Le coup de sifflet final à Guadalajara a sonné comme une délivrance. En battant la Jamaïque (1-0) en barrage intercontinental ce 31 mars 2026, la République Démocratique du Congo a officiellement validé son ticket pour la Coupe du Monde. Décryptage d’une qualification qui change tout pour le football congolais.
Le triomphe de la « Méthode Desabre »
Si les talents individuels ont toujours foisonné au pays, c’est la rigueur tactique de Sébastien Desabre qui a fait la différence. Depuis sa nomination, le technicien français a insufflé une discipline qui manquait cruellement aux Léopards.
L’analyse des statistiques du match de barrage est éloquente :
- Solidité défensive : Une charnière centrale Mbemba-Batuinsika qui n’a concédé que 2 tirs cadrés.
- Réalisme : Un but inscrit sur l’une des rares occasions franches, prouvant une maturité mentale nouvelle.
- Transition : Une capacité à souffrir sans rompre, héritée d’une CAN 2024 qui avait déjà servi de laboratoire.
Chancel Mbemba : Le leader d’une génération dorée
On ne peut analyser ce succès sans évoquer le rôle du « Demi-Dieu ». Capitaine exemplaire, Chancel Mbemba a porté cette équipe sur ses épaules, tant par son placement que par son charisme. Autour de lui, l’intégration réussie des binationaux et la montée en puissance des talents locaux ont créé une alchimie rare. Cette qualification est la consécration d’un groupe qui a su faire passer le drapeau avant les ego.

Données fournies:
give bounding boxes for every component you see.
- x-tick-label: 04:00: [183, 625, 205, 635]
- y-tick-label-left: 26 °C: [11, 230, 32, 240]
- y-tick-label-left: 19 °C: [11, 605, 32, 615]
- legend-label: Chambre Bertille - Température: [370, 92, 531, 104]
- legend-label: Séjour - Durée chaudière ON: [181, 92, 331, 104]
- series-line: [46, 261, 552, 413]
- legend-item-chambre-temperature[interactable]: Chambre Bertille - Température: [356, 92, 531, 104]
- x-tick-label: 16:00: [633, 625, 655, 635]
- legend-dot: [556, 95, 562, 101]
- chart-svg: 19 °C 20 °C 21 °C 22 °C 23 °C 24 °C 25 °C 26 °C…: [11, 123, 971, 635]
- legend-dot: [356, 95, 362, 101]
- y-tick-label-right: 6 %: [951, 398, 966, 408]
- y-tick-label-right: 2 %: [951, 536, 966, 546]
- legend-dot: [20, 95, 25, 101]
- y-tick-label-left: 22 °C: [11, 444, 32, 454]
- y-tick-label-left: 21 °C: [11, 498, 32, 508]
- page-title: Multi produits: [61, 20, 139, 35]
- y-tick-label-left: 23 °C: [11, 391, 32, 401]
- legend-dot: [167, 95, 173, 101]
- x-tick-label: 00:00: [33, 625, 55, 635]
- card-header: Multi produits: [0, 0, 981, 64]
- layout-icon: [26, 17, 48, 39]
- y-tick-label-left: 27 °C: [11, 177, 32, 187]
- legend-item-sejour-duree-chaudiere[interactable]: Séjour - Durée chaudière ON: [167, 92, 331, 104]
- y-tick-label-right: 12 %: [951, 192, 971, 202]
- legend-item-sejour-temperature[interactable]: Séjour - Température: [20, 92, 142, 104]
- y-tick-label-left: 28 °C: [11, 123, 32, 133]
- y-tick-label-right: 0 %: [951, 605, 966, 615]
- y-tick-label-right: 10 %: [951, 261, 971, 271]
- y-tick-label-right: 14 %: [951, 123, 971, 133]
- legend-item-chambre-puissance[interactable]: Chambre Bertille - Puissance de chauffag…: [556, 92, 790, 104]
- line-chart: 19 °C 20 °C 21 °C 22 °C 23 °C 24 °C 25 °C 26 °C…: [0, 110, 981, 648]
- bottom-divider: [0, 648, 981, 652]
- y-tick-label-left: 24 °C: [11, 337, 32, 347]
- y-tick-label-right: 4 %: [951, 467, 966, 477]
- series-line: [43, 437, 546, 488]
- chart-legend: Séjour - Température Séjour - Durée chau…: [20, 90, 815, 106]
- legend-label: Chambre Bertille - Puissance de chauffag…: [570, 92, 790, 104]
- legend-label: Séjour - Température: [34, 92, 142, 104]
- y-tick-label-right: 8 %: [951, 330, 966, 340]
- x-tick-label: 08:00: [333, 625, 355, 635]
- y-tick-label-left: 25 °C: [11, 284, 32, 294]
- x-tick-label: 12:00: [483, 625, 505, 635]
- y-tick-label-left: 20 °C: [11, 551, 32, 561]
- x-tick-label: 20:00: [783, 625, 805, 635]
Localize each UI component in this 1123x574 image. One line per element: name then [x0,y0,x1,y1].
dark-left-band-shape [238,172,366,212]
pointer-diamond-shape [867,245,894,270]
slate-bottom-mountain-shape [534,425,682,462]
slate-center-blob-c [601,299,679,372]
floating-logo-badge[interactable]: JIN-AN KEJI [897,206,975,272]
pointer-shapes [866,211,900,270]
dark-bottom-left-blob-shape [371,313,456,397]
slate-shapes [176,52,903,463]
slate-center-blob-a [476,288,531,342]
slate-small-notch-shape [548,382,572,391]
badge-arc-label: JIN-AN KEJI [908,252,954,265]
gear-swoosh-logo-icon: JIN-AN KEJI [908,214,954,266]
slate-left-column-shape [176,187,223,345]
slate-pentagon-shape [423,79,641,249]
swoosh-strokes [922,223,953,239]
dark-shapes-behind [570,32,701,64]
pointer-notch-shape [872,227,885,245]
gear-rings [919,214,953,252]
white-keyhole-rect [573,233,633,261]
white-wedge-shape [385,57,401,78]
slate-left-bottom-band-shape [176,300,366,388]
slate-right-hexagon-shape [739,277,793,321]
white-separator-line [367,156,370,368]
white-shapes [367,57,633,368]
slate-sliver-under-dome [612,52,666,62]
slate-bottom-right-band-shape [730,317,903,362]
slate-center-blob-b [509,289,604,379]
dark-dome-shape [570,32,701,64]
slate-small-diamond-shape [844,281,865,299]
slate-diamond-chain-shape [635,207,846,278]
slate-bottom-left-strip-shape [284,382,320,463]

Consigne A:
Dans l'article sur la qualification de la RD Congo, relevez les intitulés de la liste qui analyse les statistiques du match de barrage.
Consigne B:
Recopiez le passage de l'article sur la qualification de la RD Congo en commençant par « Si les talents » et en allant jusqu'à « servi de laboratoire. ».
Consigne C:
Donnez la suite de l'article sur la qualification de la RD Congo après sa dernière phrase.
Les données ne jouent aucun rôle dans ce travail.

Réponse A:
Solidité défensive, Réalisme, Transition

Réponse B:
Si les talents individuels ont toujours foisonné au pays, c’est la rigueur tactique de Sébastien Desabre qui a fait la différence. Depuis sa nomination, le technicien français a insufflé une discipline qui manquait cruellement aux Léopards.
L’analyse des statistiques du match de barrage est éloquente :
- Solidité défensive : Une charnière centrale Mbemba-Batuinsika qui n’a concédé que 2 tirs cadrés.
- Réalisme : Un but inscrit sur l’une des rares occasions franches, prouvant une maturité mentale nouvelle.
- Transition : Une capacité à souffrir sans rompre, héritée d’une CAN 2024 qui avait déjà servi de laboratoire.

Réponse C:
L’impact socio-économique : Bien plus que du sport
Pour la RDC, cette qualification est une bouffée d’oxygène. Dans un contexte national souvent marqué par des défis sécuritaires et politiques, le football redevient le ciment de l’unité nationale.
« Cette victoire appartient aux 100 millions de Congolais. Nous irons en Amérique pour montrer que le Grand Congo est de retour sur la carte du monde, il est temps le monde entier sache que la RDC a des grands joueurs», a déclaré Sébastien Desabre, le sélectionneur en zone mixte.
Sur le plan économique, la participation au Mondial 2026 garantit à la FECOFA des revenus records de la part de la FIFA, qui devront impérativement être réinvestis dans les infrastructures locales et la formation des jeunes pour éviter que cette qualification ne soit qu’un feu de paille.
Les défis du Mondial 2026
Désormais, le plus dur commence. Placée dans le Groupe K aux côtés du Portugal, de la Colombie et de l’Ouzbékistan, la RDC ne fera pas de la figuration.